### [Task goal]
Return the material word for word. Do not include pictures.

### [Material to process]
* * * * *

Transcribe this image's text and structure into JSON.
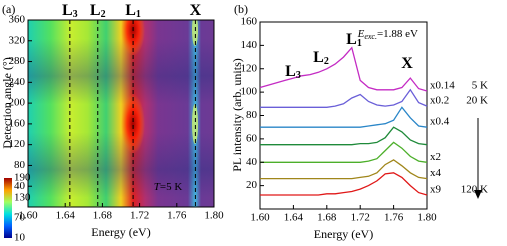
{
  "chart_data": [
    {
      "type": "heatmap",
      "panel_label": "(a)",
      "xlabel": "Energy (eV)",
      "ylabel": "Detection angle (°)",
      "xlim": [
        1.6,
        1.8
      ],
      "xticks": [
        {
          "value": 1.6,
          "label": "1.60"
        },
        {
          "value": 1.64,
          "label": "1.64"
        },
        {
          "value": 1.68,
          "label": "1.68"
        },
        {
          "value": 1.72,
          "label": "1.72"
        },
        {
          "value": 1.76,
          "label": "1.76"
        },
        {
          "value": 1.8,
          "label": "1.80"
        }
      ],
      "ylim": [
        0,
        360
      ],
      "yticks": [
        40,
        80,
        120,
        160,
        200,
        240,
        280,
        320,
        360
      ],
      "colorbar": {
        "lim": [
          10,
          190
        ],
        "ticks": [
          10,
          70,
          130,
          190
        ]
      },
      "peaks": [
        {
          "letter": "L",
          "sub": "3",
          "energy": 1.645
        },
        {
          "letter": "L",
          "sub": "2",
          "energy": 1.675
        },
        {
          "letter": "L",
          "sub": "1",
          "energy": 1.713
        },
        {
          "letter": "X",
          "energy": 1.78
        }
      ],
      "annotation": {
        "italic": "T",
        "text": "=5 K"
      }
    },
    {
      "type": "line",
      "panel_label": "(b)",
      "xlabel": "Energy (eV)",
      "ylabel": "PL intensity (arb. units)",
      "x": [
        1.6,
        1.61,
        1.62,
        1.63,
        1.64,
        1.65,
        1.66,
        1.67,
        1.68,
        1.69,
        1.7,
        1.71,
        1.72,
        1.73,
        1.74,
        1.75,
        1.76,
        1.77,
        1.78,
        1.79,
        1.8
      ],
      "xlim": [
        1.6,
        1.8
      ],
      "xticks": [
        {
          "value": 1.6,
          "label": "1.60"
        },
        {
          "value": 1.64,
          "label": "1.64"
        },
        {
          "value": 1.68,
          "label": "1.68"
        },
        {
          "value": 1.72,
          "label": "1.72"
        },
        {
          "value": 1.76,
          "label": "1.76"
        },
        {
          "value": 1.8,
          "label": "1.80"
        }
      ],
      "ylim": [
        0,
        160
      ],
      "yticks": [
        20,
        40,
        60,
        80,
        100,
        120,
        140,
        160
      ],
      "series": [
        {
          "name": "x0.14",
          "temperature": "5 K",
          "color": "#c42bc4",
          "values": [
            104,
            106,
            108,
            110,
            112,
            114,
            115,
            117,
            120,
            124,
            130,
            138,
            110,
            104,
            102,
            102,
            102,
            104,
            112,
            103,
            101
          ]
        },
        {
          "name": "x0.2",
          "temperature": "20 K",
          "color": "#6a5fd8",
          "values": [
            87,
            87,
            87,
            87,
            87,
            87,
            87,
            87,
            87,
            88,
            90,
            95,
            98,
            92,
            89,
            88,
            89,
            92,
            102,
            91,
            88
          ]
        },
        {
          "name": "x0.4",
          "color": "#2a86c8",
          "values": [
            70,
            70,
            70,
            70,
            70,
            70,
            70,
            70,
            70,
            70,
            70,
            70,
            70,
            71,
            72,
            73,
            76,
            87,
            78,
            71,
            70
          ]
        },
        {
          "color": "#1f8a3a",
          "values": [
            55,
            55,
            55,
            55,
            55,
            55,
            55,
            55,
            55,
            55,
            55,
            55,
            56,
            56,
            57,
            61,
            70,
            66,
            59,
            56,
            55
          ]
        },
        {
          "name": "x2",
          "color": "#4caf2a",
          "values": [
            40,
            40,
            40,
            40,
            40,
            40,
            40,
            40,
            40,
            40,
            40,
            40,
            40,
            41,
            43,
            50,
            57,
            52,
            45,
            41,
            40
          ]
        },
        {
          "name": "x4",
          "color": "#a0861a",
          "values": [
            26,
            26,
            26,
            26,
            26,
            26,
            26,
            26,
            26,
            26,
            26,
            26,
            27,
            28,
            31,
            38,
            42,
            37,
            31,
            27,
            26
          ]
        },
        {
          "name": "x9",
          "temperature": "120 K",
          "color": "#e01818",
          "values": [
            12,
            12,
            12,
            12,
            12,
            12,
            12,
            12,
            13,
            13,
            14,
            15,
            17,
            20,
            24,
            30,
            31,
            27,
            20,
            14,
            12
          ]
        }
      ],
      "peak_labels": [
        {
          "letter": "L",
          "sub": "3"
        },
        {
          "letter": "L",
          "sub": "2"
        },
        {
          "letter": "L",
          "sub": "1"
        },
        {
          "letter": "X"
        }
      ],
      "annotation": {
        "italic": "E",
        "sub": "exc.",
        "text": "=1.88 eV"
      }
    }
  ]
}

* * * * *

### [Worked answer]
Transcribe this image's text and structure into JSON.
{
  "chart_data": [
    {
      "type": "heatmap",
      "panel_label": "(a)",
      "xlabel": "Energy (eV)",
      "ylabel": "Detection angle (°)",
      "xlim": [
        1.6,
        1.8
      ],
      "xticks": [
        {
          "value": 1.6,
          "label": "1.60"
        },
        {
          "value": 1.64,
          "label": "1.64"
        },
        {
          "value": 1.68,
          "label": "1.68"
        },
        {
          "value": 1.72,
          "label": "1.72"
        },
        {
          "value": 1.76,
          "label": "1.76"
        },
        {
          "value": 1.8,
          "label": "1.80"
        }
      ],
      "ylim": [
        0,
        360
      ],
      "yticks": [
        40,
        80,
        120,
        160,
        200,
        240,
        280,
        320,
        360
      ],
      "colorbar": {
        "lim": [
          10,
          190
        ],
        "ticks": [
          10,
          70,
          130,
          190
        ]
      },
      "peaks": [
        {
          "letter": "L",
          "sub": "3",
          "energy": 1.645
        },
        {
          "letter": "L",
          "sub": "2",
          "energy": 1.675
        },
        {
          "letter": "L",
          "sub": "1",
          "energy": 1.713
        },
        {
          "letter": "X",
          "energy": 1.78
        }
      ],
      "annotation": {
        "italic": "T",
        "text": "=5 K"
      }
    },
    {
      "type": "line",
      "panel_label": "(b)",
      "xlabel": "Energy (eV)",
      "ylabel": "PL intensity (arb. units)",
      "x": [
        1.6,
        1.61,
        1.62,
        1.63,
        1.64,
        1.65,
        1.66,
        1.67,
        1.68,
        1.69,
        1.7,
        1.71,
        1.72,
        1.73,
        1.74,
        1.75,
        1.76,
        1.77,
        1.78,
        1.79,
        1.8
      ],
      "xlim": [
        1.6,
        1.8
      ],
      "xticks": [
        {
          "value": 1.6,
          "label": "1.60"
        },
        {
          "value": 1.64,
          "label": "1.64"
        },
        {
          "value": 1.68,
          "label": "1.68"
        },
        {
          "value": 1.72,
          "label": "1.72"
        },
        {
          "value": 1.76,
          "label": "1.76"
        },
        {
          "value": 1.8,
          "label": "1.80"
        }
      ],
      "ylim": [
        0,
        160
      ],
      "yticks": [
        20,
        40,
        60,
        80,
        100,
        120,
        140,
        160
      ],
      "series": [
        {
          "name": "x0.14",
          "temperature": "5 K",
          "color": "#c42bc4",
          "values": [
            104,
            106,
            108,
            110,
            112,
            114,
            115,
            117,
            120,
            124,
            130,
            138,
            110,
            104,
            102,
            102,
            102,
            104,
            112,
            103,
            101
          ]
        },
        {
          "name": "x0.2",
          "temperature": "20 K",
          "color": "#6a5fd8",
          "values": [
            87,
            87,
            87,
            87,
            87,
            87,
            87,
            87,
            87,
            88,
            90,
            95,
            98,
            92,
            89,
            88,
            89,
            92,
            102,
            91,
            88
          ]
        },
        {
          "name": "x0.4",
          "color": "#2a86c8",
          "values": [
            70,
            70,
            70,
            70,
            70,
            70,
            70,
            70,
            70,
            70,
            70,
            70,
            70,
            71,
            72,
            73,
            76,
            87,
            78,
            71,
            70
          ]
        },
        {
          "color": "#1f8a3a",
          "values": [
            55,
            55,
            55,
            55,
            55,
            55,
            55,
            55,
            55,
            55,
            55,
            55,
            56,
            56,
            57,
            61,
            70,
            66,
            59,
            56,
            55
          ]
        },
        {
          "name": "x2",
          "color": "#4caf2a",
          "values": [
            40,
            40,
            40,
            40,
            40,
            40,
            40,
            40,
            40,
            40,
            40,
            40,
            40,
            41,
            43,
            50,
            57,
            52,
            45,
            41,
            40
          ]
        },
        {
          "name": "x4",
          "color": "#a0861a",
          "values": [
            26,
            26,
            26,
            26,
            26,
            26,
            26,
            26,
            26,
            26,
            26,
            26,
            27,
            28,
            31,
            38,
            42,
            37,
            31,
            27,
            26
          ]
        },
        {
          "name": "x9",
          "temperature": "120 K",
          "color": "#e01818",
          "values": [
            12,
            12,
            12,
            12,
            12,
            12,
            12,
            12,
            13,
            13,
            14,
            15,
            17,
            20,
            24,
            30,
            31,
            27,
            20,
            14,
            12
          ]
        }
      ],
      "peak_labels": [
        {
          "letter": "L",
          "sub": "3"
        },
        {
          "letter": "L",
          "sub": "2"
        },
        {
          "letter": "L",
          "sub": "1"
        },
        {
          "letter": "X"
        }
      ],
      "annotation": {
        "italic": "E",
        "sub": "exc.",
        "text": "=1.88 eV"
      }
    }
  ]
}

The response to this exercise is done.